Write out each line beneath this one exactly as it reads.

====== Data to use

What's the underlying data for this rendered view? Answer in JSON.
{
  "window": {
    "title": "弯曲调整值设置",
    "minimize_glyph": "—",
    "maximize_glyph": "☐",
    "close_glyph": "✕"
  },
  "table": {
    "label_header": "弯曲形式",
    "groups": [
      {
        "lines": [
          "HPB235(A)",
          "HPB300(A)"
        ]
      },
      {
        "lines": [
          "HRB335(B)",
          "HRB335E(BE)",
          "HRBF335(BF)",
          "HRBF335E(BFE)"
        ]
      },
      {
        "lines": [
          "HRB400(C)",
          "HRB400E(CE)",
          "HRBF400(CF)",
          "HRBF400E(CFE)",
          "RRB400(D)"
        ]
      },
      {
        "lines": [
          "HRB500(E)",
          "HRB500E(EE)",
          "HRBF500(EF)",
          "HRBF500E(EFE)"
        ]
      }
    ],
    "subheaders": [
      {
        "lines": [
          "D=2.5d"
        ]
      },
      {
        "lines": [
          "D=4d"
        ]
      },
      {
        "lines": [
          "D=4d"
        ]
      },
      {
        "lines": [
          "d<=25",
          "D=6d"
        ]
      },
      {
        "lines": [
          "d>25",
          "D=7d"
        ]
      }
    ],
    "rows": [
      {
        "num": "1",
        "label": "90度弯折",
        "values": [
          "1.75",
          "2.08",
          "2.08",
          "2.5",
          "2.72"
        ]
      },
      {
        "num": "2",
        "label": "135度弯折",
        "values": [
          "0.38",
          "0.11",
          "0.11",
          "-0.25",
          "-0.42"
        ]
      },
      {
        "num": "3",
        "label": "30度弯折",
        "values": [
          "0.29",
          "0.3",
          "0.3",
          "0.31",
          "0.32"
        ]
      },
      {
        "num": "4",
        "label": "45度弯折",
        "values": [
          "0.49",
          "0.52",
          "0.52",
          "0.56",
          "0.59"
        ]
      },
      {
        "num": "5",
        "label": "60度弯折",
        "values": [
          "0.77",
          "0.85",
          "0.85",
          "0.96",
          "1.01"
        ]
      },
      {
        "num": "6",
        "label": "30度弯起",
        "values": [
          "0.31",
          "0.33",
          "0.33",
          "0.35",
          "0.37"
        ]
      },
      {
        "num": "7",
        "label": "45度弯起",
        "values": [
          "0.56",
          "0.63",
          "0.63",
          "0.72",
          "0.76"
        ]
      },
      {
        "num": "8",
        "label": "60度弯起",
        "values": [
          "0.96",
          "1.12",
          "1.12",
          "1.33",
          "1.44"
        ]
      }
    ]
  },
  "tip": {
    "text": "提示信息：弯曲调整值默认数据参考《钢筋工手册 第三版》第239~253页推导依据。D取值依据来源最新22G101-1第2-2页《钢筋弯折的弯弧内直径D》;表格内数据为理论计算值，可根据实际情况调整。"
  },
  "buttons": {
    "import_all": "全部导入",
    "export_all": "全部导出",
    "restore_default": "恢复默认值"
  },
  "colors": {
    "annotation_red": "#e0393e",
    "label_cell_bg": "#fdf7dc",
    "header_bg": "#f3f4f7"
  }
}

============

Solution to this exercise:
What's the underlying data for this rendered view? Answer in JSON.
{
  "window": {
    "title": "弯曲调整值设置",
    "minimize_glyph": "—",
    "maximize_glyph": "☐",
    "close_glyph": "✕"
  },
  "table": {
    "label_header": "弯曲形式",
    "groups": [
      {
        "lines": [
          "HPB235(A)",
          "HPB300(A)"
        ]
      },
      {
        "lines": [
          "HRB335(B)",
          "HRB335E(BE)",
          "HRBF335(BF)",
          "HRBF335E(BFE)"
        ]
      },
      {
        "lines": [
          "HRB400(C)",
          "HRB400E(CE)",
          "HRBF400(CF)",
          "HRBF400E(CFE)",
          "RRB400(D)"
        ]
      },
      {
        "lines": [
          "HRB500(E)",
          "HRB500E(EE)",
          "HRBF500(EF)",
          "HRBF500E(EFE)"
        ]
      }
    ],
    "subheaders": [
      {
        "lines": [
          "D=2.5d"
        ]
      },
      {
        "lines": [
          "D=4d"
        ]
      },
      {
        "lines": [
          "D=4d"
        ]
      },
      {
        "lines": [
          "d<=25",
          "D=6d"
        ]
      },
      {
        "lines": [
          "d>25",
          "D=7d"
        ]
      }
    ],
    "rows": [
      {
        "num": "1",
        "label": "90度弯折",
        "values": [
          "1.75",
          "2.08",
          "2.08",
          "2.5",
          "2.72"
        ]
      },
      {
        "num": "2",
        "label": "135度弯折",
        "values": [
          "0.38",
          "0.11",
          "0.11",
          "-0.25",
          "-0.42"
        ]
      },
      {
        "num": "3",
        "label": "30度弯折",
        "values": [
          "0.29",
          "0.3",
          "0.3",
          "0.31",
          "0.32"
        ]
      },
      {
        "num": "4",
        "label": "45度弯折",
        "values": [
          "0.49",
          "0.52",
          "0.52",
          "0.56",
          "0.59"
        ]
      },
      {
        "num": "5",
        "label": "60度弯折",
        "values": [
          "0.77",
          "0.85",
          "0.85",
          "0.96",
          "1.01"
        ]
      },
      {
        "num": "6",
        "label": "30度弯起",
        "values": [
          "0.31",
          "0.33",
          "0.33",
          "0.35",
          "0.37"
        ]
      },
      {
        "num": "7",
        "label": "45度弯起",
        "values": [
          "0.56",
          "0.63",
          "0.63",
          "0.72",
          "0.76"
        ]
      },
      {
        "num": "8",
        "label": "60度弯起",
        "values": [
          "0.96",
          "1.12",
          "1.12",
          "1.33",
          "1.44"
        ]
      }
    ]
  },
  "tip": {
    "text": "提示信息：弯曲调整值默认数据参考《钢筋工手册 第三版》第239~253页推导依据。D取值依据来源最新22G101-1第2-2页《钢筋弯折的弯弧内直径D》;表格内数据为理论计算值，可根据实际情况调整。"
  },
  "buttons": {
    "import_all": "全部导入",
    "export_all": "全部导出",
    "restore_default": "恢复默认值"
  },
  "colors": {
    "annotation_red": "#e0393e",
    "label_cell_bg": "#fdf7dc",
    "header_bg": "#f3f4f7"
  }
}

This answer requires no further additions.